Set tasks -
1) Please reproduce the records verbatim, from their opening line through the line containing "y-tick-label: 2000 bbox=[171, 68, 247, 103]", including both.
2) Carry on the Kubota B1750 forum thread about hydro pedals working backwards, picking up after its final line.

Article -
# Kubota b1750 hydro pedals backwards



## rhino (Jan 9, 2017)

All I can think is that the HST rod is bent and or hooked over the pivot shaft of the mower


----------



## Amos (Apr 14, 2017)

I'm not a kubota man I'm buying it for my son and his n new wife who just bought 4.5 acres in hate to not buy it because I think it's something simple not internal it's such a nice tractor and priced right


----------



## Amos (Apr 14, 2017)

I'm currently looking to buy a b 1750 that is in pristine condition but when the gentleman put the deck on it and pushed the forward pedal it went backwards and when he pushed the reverse it went forward he said it was fine before he put the deck on it he actually drove it out to the mailbox and he has a long driveway when I pushed on the pedals the hydro pump didn't wine or make any noise that leads me to believe it's not internal can someone please tell me what is wrong I'm not a kubota man I have the green ones


----------



## rhino (Jan 9, 2017)

Data lines -
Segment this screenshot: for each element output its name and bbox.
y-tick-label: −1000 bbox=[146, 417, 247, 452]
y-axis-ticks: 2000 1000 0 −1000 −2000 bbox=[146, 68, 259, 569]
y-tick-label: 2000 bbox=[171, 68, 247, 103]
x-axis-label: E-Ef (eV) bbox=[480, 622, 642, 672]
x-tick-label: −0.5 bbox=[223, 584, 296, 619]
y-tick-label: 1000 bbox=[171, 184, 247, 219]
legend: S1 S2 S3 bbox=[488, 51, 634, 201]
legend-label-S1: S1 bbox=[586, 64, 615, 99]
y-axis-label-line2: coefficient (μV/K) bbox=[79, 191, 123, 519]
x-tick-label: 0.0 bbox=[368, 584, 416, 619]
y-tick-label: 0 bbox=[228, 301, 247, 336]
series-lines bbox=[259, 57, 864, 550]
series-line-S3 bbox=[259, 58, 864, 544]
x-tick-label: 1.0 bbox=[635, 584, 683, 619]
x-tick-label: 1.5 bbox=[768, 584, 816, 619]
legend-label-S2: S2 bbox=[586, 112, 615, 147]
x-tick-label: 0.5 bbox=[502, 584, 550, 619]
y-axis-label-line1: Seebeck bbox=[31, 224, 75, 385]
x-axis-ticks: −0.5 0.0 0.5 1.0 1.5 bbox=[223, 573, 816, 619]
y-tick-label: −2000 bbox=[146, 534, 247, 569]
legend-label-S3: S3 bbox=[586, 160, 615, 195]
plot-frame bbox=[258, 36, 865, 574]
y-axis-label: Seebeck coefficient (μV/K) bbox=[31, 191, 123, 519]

Expected responses -
1)
Segment this screenshot: for each element output its name and bbox.
y-tick-label: −1000 bbox=[146, 417, 247, 452]
y-axis-ticks: 2000 1000 0 −1000 −2000 bbox=[146, 68, 259, 569]
y-tick-label: 2000 bbox=[171, 68, 247, 103]

2)
Yes I believe that it is something simple also, just need to watch the linkage move with the tractor shut off to see what it is doing. I would also take the mower back off to see if it fixes the problem.:usa:


----------



## jhngardner367 (Apr 5, 2011)

He may have put the selector plate on backwards,too.


----------



## Amos (Apr 14, 2017)

I'm going over there this morning could you explain what the selector plate is and he took the deck off it didn't fix the problem


----------



## Amos (Apr 14, 2017)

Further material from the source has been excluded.